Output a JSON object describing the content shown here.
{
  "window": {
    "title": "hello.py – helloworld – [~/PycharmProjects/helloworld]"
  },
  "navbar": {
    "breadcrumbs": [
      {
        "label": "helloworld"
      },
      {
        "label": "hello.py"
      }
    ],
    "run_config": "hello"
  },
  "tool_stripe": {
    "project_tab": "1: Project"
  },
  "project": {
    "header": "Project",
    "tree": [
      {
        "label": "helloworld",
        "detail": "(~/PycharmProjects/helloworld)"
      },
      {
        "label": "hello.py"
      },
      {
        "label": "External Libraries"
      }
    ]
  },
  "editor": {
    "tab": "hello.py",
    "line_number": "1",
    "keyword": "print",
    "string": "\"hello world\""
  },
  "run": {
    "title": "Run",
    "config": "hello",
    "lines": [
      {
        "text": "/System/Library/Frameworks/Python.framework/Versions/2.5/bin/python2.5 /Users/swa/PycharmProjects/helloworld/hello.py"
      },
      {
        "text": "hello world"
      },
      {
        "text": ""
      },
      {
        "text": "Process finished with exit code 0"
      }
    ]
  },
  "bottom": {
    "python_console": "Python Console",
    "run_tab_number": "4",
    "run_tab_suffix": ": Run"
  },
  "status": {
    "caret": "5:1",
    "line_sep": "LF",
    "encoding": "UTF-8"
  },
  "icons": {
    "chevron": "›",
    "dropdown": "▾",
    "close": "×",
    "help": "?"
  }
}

**TASK DETAILS**
Scan the data above and copy every line with "title" in it.

**EXERCISE RESPONSE**
    "title": "hello.py – helloworld – [~/PycharmProjects/helloworld]"
    "title": "Run",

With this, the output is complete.